Your objective:
List every line below containing "system".

Data extract:
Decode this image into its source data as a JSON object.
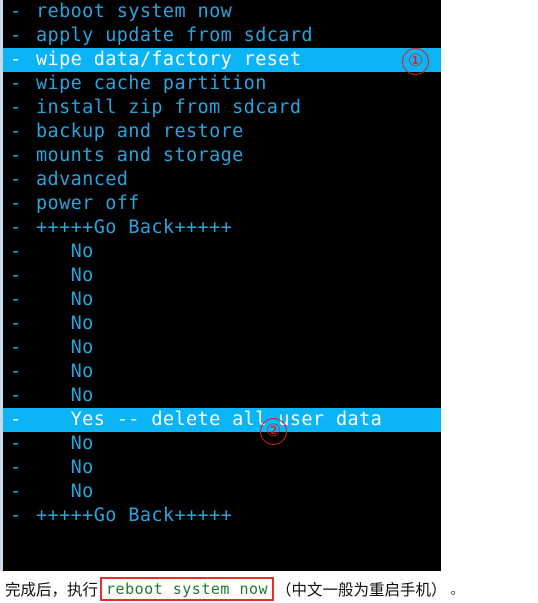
{
  "terminal": {
    "bullet": "-",
    "rows": [
      {
        "label": "reboot system now",
        "indent": 0,
        "selected": false
      },
      {
        "label": "apply update from sdcard",
        "indent": 0,
        "selected": false
      },
      {
        "label": "wipe data/factory reset",
        "indent": 0,
        "selected": true
      },
      {
        "label": "wipe cache partition",
        "indent": 0,
        "selected": false
      },
      {
        "label": "install zip from sdcard",
        "indent": 0,
        "selected": false
      },
      {
        "label": "backup and restore",
        "indent": 0,
        "selected": false
      },
      {
        "label": "mounts and storage",
        "indent": 0,
        "selected": false
      },
      {
        "label": "advanced",
        "indent": 0,
        "selected": false
      },
      {
        "label": "power off",
        "indent": 0,
        "selected": false
      },
      {
        "label": "+++++Go Back+++++",
        "indent": 0,
        "selected": false
      },
      {
        "label": "No",
        "indent": 1,
        "selected": false
      },
      {
        "label": "No",
        "indent": 1,
        "selected": false
      },
      {
        "label": "No",
        "indent": 1,
        "selected": false
      },
      {
        "label": "No",
        "indent": 1,
        "selected": false
      },
      {
        "label": "No",
        "indent": 1,
        "selected": false
      },
      {
        "label": "No",
        "indent": 1,
        "selected": false
      },
      {
        "label": "No",
        "indent": 1,
        "selected": false
      },
      {
        "label": "Yes -- delete all user data",
        "indent": 1,
        "selected": true
      },
      {
        "label": "No",
        "indent": 1,
        "selected": false
      },
      {
        "label": "No",
        "indent": 1,
        "selected": false
      },
      {
        "label": "No",
        "indent": 1,
        "selected": false
      },
      {
        "label": "+++++Go Back+++++",
        "indent": 0,
        "selected": false
      }
    ]
  },
  "markers": {
    "one": "①",
    "two": "②"
  },
  "caption": {
    "lead": "完成后，执行",
    "code": "reboot system now",
    "trail": "（中文一般为重启手机）",
    "tail": "。"
  },
  "colors": {
    "terminal_bg": "#000000",
    "menu_text": "#27a3dd",
    "highlight_bg": "#0bb4f5",
    "highlight_text": "#ffffff",
    "annotation_red": "#e01b1b",
    "code_green": "#1d7a2e",
    "code_border_red": "#ef2c2c"
  }
}
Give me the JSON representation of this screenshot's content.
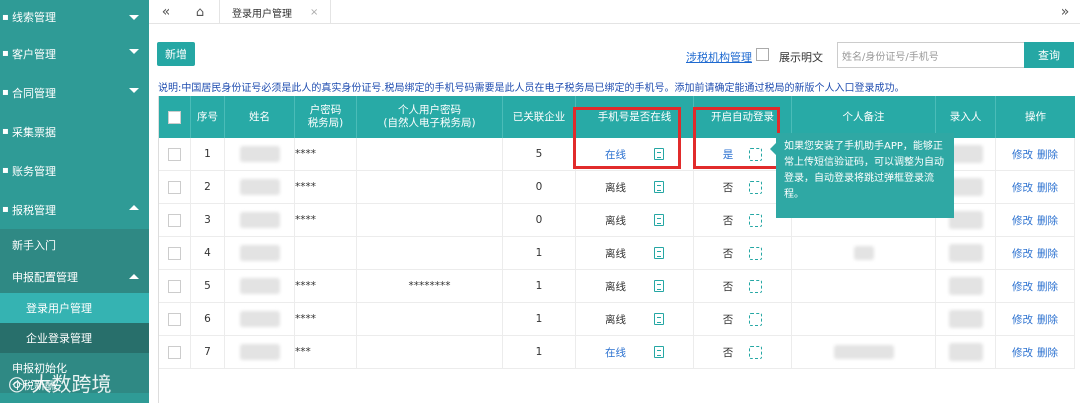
{
  "sidebar": {
    "items": [
      {
        "label": "线索管理",
        "icon": "folder-icon"
      },
      {
        "label": "客户管理",
        "icon": "user-icon"
      },
      {
        "label": "合同管理",
        "icon": "contract-icon"
      },
      {
        "label": "采集票据",
        "icon": "receipt-icon"
      },
      {
        "label": "账务管理",
        "icon": "ledger-icon"
      },
      {
        "label": "报税管理",
        "icon": "tax-icon"
      }
    ],
    "sub": {
      "newbie": "新手入门",
      "declare_config": "申报配置管理"
    },
    "sub3": {
      "login_user": "登录用户管理",
      "enterprise_login": "企业登录管理"
    },
    "more": {
      "init": "申报初始化",
      "new_tax": "个税新酬"
    },
    "watermark": "大数跨境"
  },
  "topbar": {
    "tab_label": "登录用户管理",
    "tab_close": "×"
  },
  "toolbar": {
    "new_label": "新增",
    "tax_org_link": "涉税机构管理",
    "show_plain": "展示明文",
    "search_placeholder": "姓名/身份证号/手机号",
    "query_label": "查询"
  },
  "notice": "说明:中国居民身份证号必须是此人的真实身份证号.税局绑定的手机号码需要是此人员在电子税务局已绑定的手机号。添加前请确定能通过税局的新版个人入口登录成功。",
  "table": {
    "headers": {
      "seq": "序号",
      "name": "姓名",
      "pwd1": "户密码",
      "pwd2": "税务局)",
      "personal1": "个人用户密码",
      "personal2": "(自然人电子税务局)",
      "linked": "已关联企业",
      "phone_online": "手机号是否在线",
      "auto_login": "开启自动登录",
      "remark": "个人备注",
      "entry": "录入人",
      "ops": "操作"
    },
    "rows": [
      {
        "seq": "1",
        "pwd": "****",
        "personal_pwd": "",
        "linked": "5",
        "online": "在线",
        "online_link": true,
        "auto": "是",
        "auto_link": true
      },
      {
        "seq": "2",
        "pwd": "****",
        "personal_pwd": "",
        "linked": "0",
        "online": "离线",
        "online_link": false,
        "auto": "否",
        "auto_link": false
      },
      {
        "seq": "3",
        "pwd": "****",
        "personal_pwd": "",
        "linked": "0",
        "online": "离线",
        "online_link": false,
        "auto": "否",
        "auto_link": false
      },
      {
        "seq": "4",
        "pwd": "",
        "personal_pwd": "",
        "linked": "1",
        "online": "离线",
        "online_link": false,
        "auto": "否",
        "auto_link": false
      },
      {
        "seq": "5",
        "pwd": "****",
        "personal_pwd": "********",
        "linked": "1",
        "online": "离线",
        "online_link": false,
        "auto": "否",
        "auto_link": false
      },
      {
        "seq": "6",
        "pwd": "****",
        "personal_pwd": "",
        "linked": "1",
        "online": "离线",
        "online_link": false,
        "auto": "否",
        "auto_link": false
      },
      {
        "seq": "7",
        "pwd": "***",
        "personal_pwd": "",
        "linked": "1",
        "online": "在线",
        "online_link": true,
        "auto": "否",
        "auto_link": false
      }
    ],
    "op_edit": "修改",
    "op_delete": "删除"
  },
  "tooltip": "如果您安装了手机助手APP，能够正常上传短信验证码，可以调整为自动登录，自动登录将跳过弹框登录流程。",
  "colors": {
    "accent": "#28aaa6",
    "sidebar": "#2f9b96",
    "link": "#2b71d0",
    "highlight": "#e12b2b"
  }
}
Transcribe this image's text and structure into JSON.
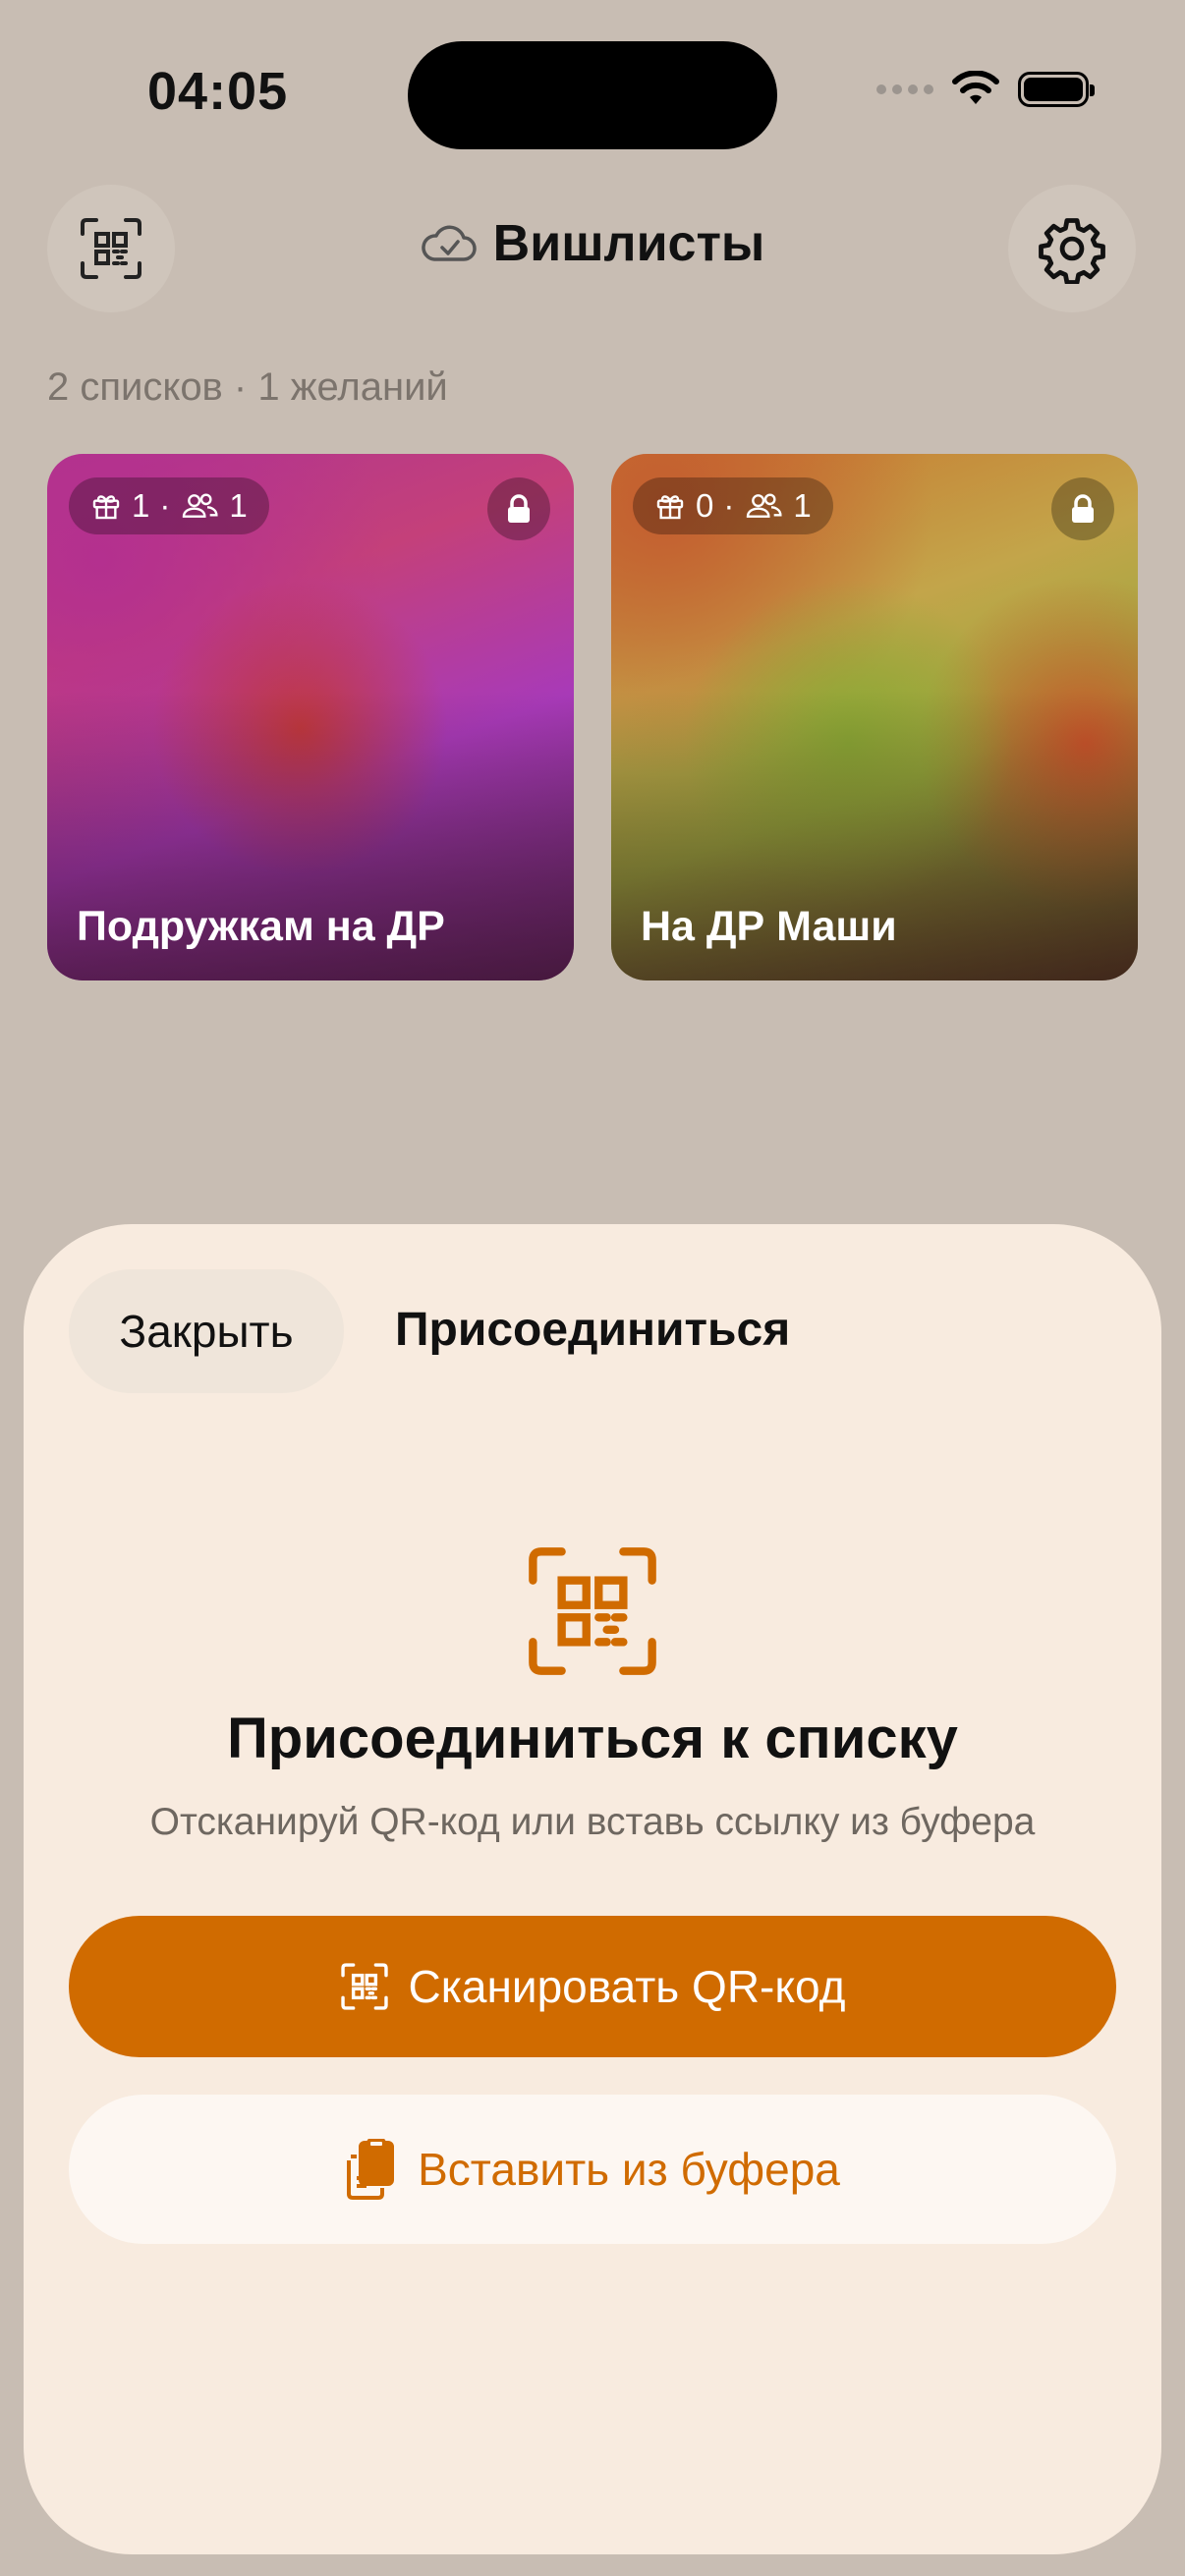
{
  "status_bar": {
    "time": "04:05"
  },
  "header": {
    "title": "Вишлисты"
  },
  "summary": "2 списков · 1 желаний",
  "lists": [
    {
      "gifts": "1",
      "separator": "·",
      "members": "1",
      "title": "Подружкам на ДР"
    },
    {
      "gifts": "0",
      "separator": "·",
      "members": "1",
      "title": "На ДР Маши"
    }
  ],
  "sheet": {
    "close_label": "Закрыть",
    "title": "Присоединиться",
    "heading": "Присоединиться к списку",
    "subtitle": "Отсканируй QR-код или вставь ссылку из буфера",
    "scan_label": "Сканировать QR-код",
    "paste_label": "Вставить из буфера"
  },
  "colors": {
    "accent": "#d06b00",
    "sheet_bg": "#f8ebdf",
    "background": "#c8bdb3"
  }
}
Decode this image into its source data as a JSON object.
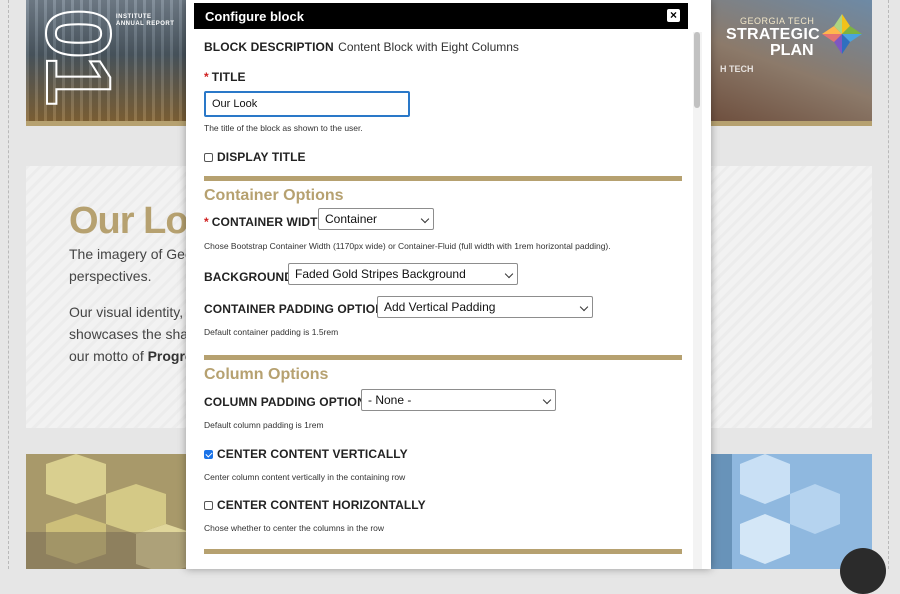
{
  "background": {
    "banner_left_number": "01",
    "banner_left_small": "INSTITUTE ANNUAL REPORT",
    "banner_right_org": "GEORGIA TECH",
    "banner_right_line1": "STRATEGIC",
    "banner_right_line2": "PLAN",
    "banner_right_caption": "H TECH",
    "section_title": "Our Loo",
    "para1_line1": "The imagery of Geo",
    "para1_line2": "perspectives.",
    "para2_line1": "Our visual identity, r",
    "para2_line2": "showcases the sha",
    "para2_line3_prefix": "our motto of ",
    "para2_line3_bold": "Progre"
  },
  "modal": {
    "title": "Configure block",
    "close_icon": "close-icon",
    "block_description_label": "BLOCK DESCRIPTION",
    "block_description_value": "Content Block with Eight Columns",
    "title_label": "TITLE",
    "title_value": "Our Look",
    "title_help": "The title of the block as shown to the user.",
    "display_title_label": "DISPLAY TITLE",
    "display_title_checked": false,
    "container_options_heading": "Container Options",
    "container_width_label": "CONTAINER WIDTH",
    "container_width_value": "Container",
    "container_width_help": "Chose Bootstrap Container Width (1170px wide) or Container-Fluid (full width with 1rem horizontal padding).",
    "background_label": "BACKGROUND",
    "background_value": "Faded Gold Stripes Background",
    "container_padding_label": "CONTAINER PADDING OPTIONS",
    "container_padding_value": "Add Vertical Padding",
    "container_padding_help": "Default container padding is 1.5rem",
    "column_options_heading": "Column Options",
    "column_padding_label": "COLUMN PADDING OPTIONS",
    "column_padding_value": "- None -",
    "column_padding_help": "Default column padding is 1rem",
    "center_vertical_label": "CENTER CONTENT VERTICALLY",
    "center_vertical_checked": true,
    "center_vertical_help": "Center column content vertically in the containing row",
    "center_horizontal_label": "CENTER CONTENT HORIZONTALLY",
    "center_horizontal_checked": false,
    "center_horizontal_help": "Chose whether to center the columns in the row",
    "required_marker": "*"
  },
  "colors": {
    "accent_gold": "#b6a170",
    "focus_blue": "#2a78c8",
    "header_black": "#000000",
    "required_red": "#d02020"
  }
}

Finished exercise:
        "label": "reboot system now",
    "code": "reboot system now",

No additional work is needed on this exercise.